• [Written problem]: Exactly reproduce the lines that follow.

── Data in this exercise ──

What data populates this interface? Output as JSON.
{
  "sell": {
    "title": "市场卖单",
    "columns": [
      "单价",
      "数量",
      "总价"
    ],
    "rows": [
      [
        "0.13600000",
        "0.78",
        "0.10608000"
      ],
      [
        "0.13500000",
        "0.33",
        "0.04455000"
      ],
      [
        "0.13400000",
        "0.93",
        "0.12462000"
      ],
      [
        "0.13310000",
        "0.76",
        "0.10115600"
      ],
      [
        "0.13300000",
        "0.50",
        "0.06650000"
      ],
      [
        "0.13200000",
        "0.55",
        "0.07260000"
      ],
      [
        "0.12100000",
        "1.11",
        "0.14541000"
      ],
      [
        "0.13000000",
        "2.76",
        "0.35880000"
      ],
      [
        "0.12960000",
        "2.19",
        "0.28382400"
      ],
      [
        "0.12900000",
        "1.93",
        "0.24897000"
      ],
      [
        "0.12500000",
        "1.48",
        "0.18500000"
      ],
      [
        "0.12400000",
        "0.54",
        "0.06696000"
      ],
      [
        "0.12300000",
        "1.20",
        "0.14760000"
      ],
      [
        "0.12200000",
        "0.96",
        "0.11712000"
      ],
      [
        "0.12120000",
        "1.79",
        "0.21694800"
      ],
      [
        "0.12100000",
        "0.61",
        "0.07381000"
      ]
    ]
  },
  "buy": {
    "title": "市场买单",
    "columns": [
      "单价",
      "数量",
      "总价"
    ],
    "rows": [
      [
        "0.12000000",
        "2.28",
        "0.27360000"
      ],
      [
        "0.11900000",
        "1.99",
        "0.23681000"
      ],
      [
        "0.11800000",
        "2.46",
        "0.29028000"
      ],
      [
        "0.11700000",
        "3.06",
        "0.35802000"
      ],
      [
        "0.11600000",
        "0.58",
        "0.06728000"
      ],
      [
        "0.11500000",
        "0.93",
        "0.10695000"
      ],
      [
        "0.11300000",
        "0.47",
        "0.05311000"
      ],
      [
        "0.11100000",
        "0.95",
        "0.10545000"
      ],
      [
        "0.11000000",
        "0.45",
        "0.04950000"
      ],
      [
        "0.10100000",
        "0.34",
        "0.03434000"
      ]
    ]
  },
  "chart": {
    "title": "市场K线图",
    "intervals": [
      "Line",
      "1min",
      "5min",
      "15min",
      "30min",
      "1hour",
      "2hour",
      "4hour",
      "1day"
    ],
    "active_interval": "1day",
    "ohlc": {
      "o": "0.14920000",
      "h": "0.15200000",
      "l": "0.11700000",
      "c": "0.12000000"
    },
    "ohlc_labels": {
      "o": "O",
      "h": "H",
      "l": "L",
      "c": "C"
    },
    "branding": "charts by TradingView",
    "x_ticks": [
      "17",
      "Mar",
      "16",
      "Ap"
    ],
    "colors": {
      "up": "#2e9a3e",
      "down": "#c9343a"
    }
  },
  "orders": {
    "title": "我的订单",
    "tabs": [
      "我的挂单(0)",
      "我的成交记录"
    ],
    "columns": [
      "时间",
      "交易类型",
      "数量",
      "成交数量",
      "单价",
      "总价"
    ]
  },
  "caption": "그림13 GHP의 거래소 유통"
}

───

• [Task solution]:
What data populates this interface? Output as JSON.
{
  "sell": {
    "title": "市场卖单",
    "columns": [
      "单价",
      "数量",
      "总价"
    ],
    "rows": [
      [
        "0.13600000",
        "0.78",
        "0.10608000"
      ],
      [
        "0.13500000",
        "0.33",
        "0.04455000"
      ],
      [
        "0.13400000",
        "0.93",
        "0.12462000"
      ],
      [
        "0.13310000",
        "0.76",
        "0.10115600"
      ],
      [
        "0.13300000",
        "0.50",
        "0.06650000"
      ],
      [
        "0.13200000",
        "0.55",
        "0.07260000"
      ],
      [
        "0.12100000",
        "1.11",
        "0.14541000"
      ],
      [
        "0.13000000",
        "2.76",
        "0.35880000"
      ],
      [
        "0.12960000",
        "2.19",
        "0.28382400"
      ],
      [
        "0.12900000",
        "1.93",
        "0.24897000"
      ],
      [
        "0.12500000",
        "1.48",
        "0.18500000"
      ],
      [
        "0.12400000",
        "0.54",
        "0.06696000"
      ],
      [
        "0.12300000",
        "1.20",
        "0.14760000"
      ],
      [
        "0.12200000",
        "0.96",
        "0.11712000"
      ],
      [
        "0.12120000",
        "1.79",
        "0.21694800"
      ],
      [
        "0.12100000",
        "0.61",
        "0.07381000"
      ]
    ]
  },
  "buy": {
    "title": "市场买单",
    "columns": [
      "单价",
      "数量",
      "总价"
    ],
    "rows": [
      [
        "0.12000000",
        "2.28",
        "0.27360000"
      ],
      [
        "0.11900000",
        "1.99",
        "0.23681000"
      ],
      [
        "0.11800000",
        "2.46",
        "0.29028000"
      ],
      [
        "0.11700000",
        "3.06",
        "0.35802000"
      ],
      [
        "0.11600000",
        "0.58",
        "0.06728000"
      ],
      [
        "0.11500000",
        "0.93",
        "0.10695000"
      ],
      [
        "0.11300000",
        "0.47",
        "0.05311000"
      ],
      [
        "0.11100000",
        "0.95",
        "0.10545000"
      ],
      [
        "0.11000000",
        "0.45",
        "0.04950000"
      ],
      [
        "0.10100000",
        "0.34",
        "0.03434000"
      ]
    ]
  },
  "chart": {
    "title": "市场K线图",
    "intervals": [
      "Line",
      "1min",
      "5min",
      "15min",
      "30min",
      "1hour",
      "2hour",
      "4hour",
      "1day"
    ],
    "active_interval": "1day",
    "ohlc": {
      "o": "0.14920000",
      "h": "0.15200000",
      "l": "0.11700000",
      "c": "0.12000000"
    },
    "ohlc_labels": {
      "o": "O",
      "h": "H",
      "l": "L",
      "c": "C"
    },
    "branding": "charts by TradingView",
    "x_ticks": [
      "17",
      "Mar",
      "16",
      "Ap"
    ],
    "colors": {
      "up": "#2e9a3e",
      "down": "#c9343a"
    }
  },
  "orders": {
    "title": "我的订单",
    "tabs": [
      "我的挂单(0)",
      "我的成交记录"
    ],
    "columns": [
      "时间",
      "交易类型",
      "数量",
      "成交数量",
      "单价",
      "总价"
    ]
  },
  "caption": "그림13 GHP의 거래소 유통"
}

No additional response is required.